>> START DATA

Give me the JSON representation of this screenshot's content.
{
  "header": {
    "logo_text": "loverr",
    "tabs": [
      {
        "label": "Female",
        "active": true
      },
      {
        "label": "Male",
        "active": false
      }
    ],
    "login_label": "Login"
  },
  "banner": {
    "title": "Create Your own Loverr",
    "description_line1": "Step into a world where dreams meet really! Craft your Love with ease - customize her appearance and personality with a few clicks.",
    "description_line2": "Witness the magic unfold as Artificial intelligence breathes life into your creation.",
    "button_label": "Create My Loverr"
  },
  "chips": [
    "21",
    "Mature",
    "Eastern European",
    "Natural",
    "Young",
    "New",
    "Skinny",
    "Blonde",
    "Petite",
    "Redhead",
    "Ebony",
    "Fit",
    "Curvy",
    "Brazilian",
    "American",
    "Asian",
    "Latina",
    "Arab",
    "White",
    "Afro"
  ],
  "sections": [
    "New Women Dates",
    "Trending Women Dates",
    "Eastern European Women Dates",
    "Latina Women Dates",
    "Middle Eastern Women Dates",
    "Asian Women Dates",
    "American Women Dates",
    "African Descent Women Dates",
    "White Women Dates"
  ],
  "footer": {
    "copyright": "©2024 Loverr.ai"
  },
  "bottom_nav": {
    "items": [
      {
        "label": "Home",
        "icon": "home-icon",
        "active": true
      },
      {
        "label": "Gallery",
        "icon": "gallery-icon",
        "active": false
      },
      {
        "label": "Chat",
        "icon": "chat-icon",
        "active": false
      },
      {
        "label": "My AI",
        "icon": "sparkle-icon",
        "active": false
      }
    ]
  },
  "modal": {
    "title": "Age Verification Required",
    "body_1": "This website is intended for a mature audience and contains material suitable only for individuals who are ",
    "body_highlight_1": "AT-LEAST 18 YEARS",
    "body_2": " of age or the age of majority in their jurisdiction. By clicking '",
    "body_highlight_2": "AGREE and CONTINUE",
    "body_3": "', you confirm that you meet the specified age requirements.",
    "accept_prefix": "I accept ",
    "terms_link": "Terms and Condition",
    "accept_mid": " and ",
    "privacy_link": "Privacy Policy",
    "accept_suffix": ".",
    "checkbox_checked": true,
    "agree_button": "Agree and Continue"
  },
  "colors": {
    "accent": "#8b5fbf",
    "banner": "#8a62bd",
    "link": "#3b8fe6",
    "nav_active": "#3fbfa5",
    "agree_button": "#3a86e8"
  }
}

>> END DATA

**TO DO:** Each record must be repeated exactly as it is.

**EXERCISE SOLUTION:**
Give me the JSON representation of this screenshot's content.
{
  "header": {
    "logo_text": "loverr",
    "tabs": [
      {
        "label": "Female",
        "active": true
      },
      {
        "label": "Male",
        "active": false
      }
    ],
    "login_label": "Login"
  },
  "banner": {
    "title": "Create Your own Loverr",
    "description_line1": "Step into a world where dreams meet really! Craft your Love with ease - customize her appearance and personality with a few clicks.",
    "description_line2": "Witness the magic unfold as Artificial intelligence breathes life into your creation.",
    "button_label": "Create My Loverr"
  },
  "chips": [
    "21",
    "Mature",
    "Eastern European",
    "Natural",
    "Young",
    "New",
    "Skinny",
    "Blonde",
    "Petite",
    "Redhead",
    "Ebony",
    "Fit",
    "Curvy",
    "Brazilian",
    "American",
    "Asian",
    "Latina",
    "Arab",
    "White",
    "Afro"
  ],
  "sections": [
    "New Women Dates",
    "Trending Women Dates",
    "Eastern European Women Dates",
    "Latina Women Dates",
    "Middle Eastern Women Dates",
    "Asian Women Dates",
    "American Women Dates",
    "African Descent Women Dates",
    "White Women Dates"
  ],
  "footer": {
    "copyright": "©2024 Loverr.ai"
  },
  "bottom_nav": {
    "items": [
      {
        "label": "Home",
        "icon": "home-icon",
        "active": true
      },
      {
        "label": "Gallery",
        "icon": "gallery-icon",
        "active": false
      },
      {
        "label": "Chat",
        "icon": "chat-icon",
        "active": false
      },
      {
        "label": "My AI",
        "icon": "sparkle-icon",
        "active": false
      }
    ]
  },
  "modal": {
    "title": "Age Verification Required",
    "body_1": "This website is intended for a mature audience and contains material suitable only for individuals who are ",
    "body_highlight_1": "AT-LEAST 18 YEARS",
    "body_2": " of age or the age of majority in their jurisdiction. By clicking '",
    "body_highlight_2": "AGREE and CONTINUE",
    "body_3": "', you confirm that you meet the specified age requirements.",
    "accept_prefix": "I accept ",
    "terms_link": "Terms and Condition",
    "accept_mid": " and ",
    "privacy_link": "Privacy Policy",
    "accept_suffix": ".",
    "checkbox_checked": true,
    "agree_button": "Agree and Continue"
  },
  "colors": {
    "accent": "#8b5fbf",
    "banner": "#8a62bd",
    "link": "#3b8fe6",
    "nav_active": "#3fbfa5",
    "agree_button": "#3a86e8"
  }
}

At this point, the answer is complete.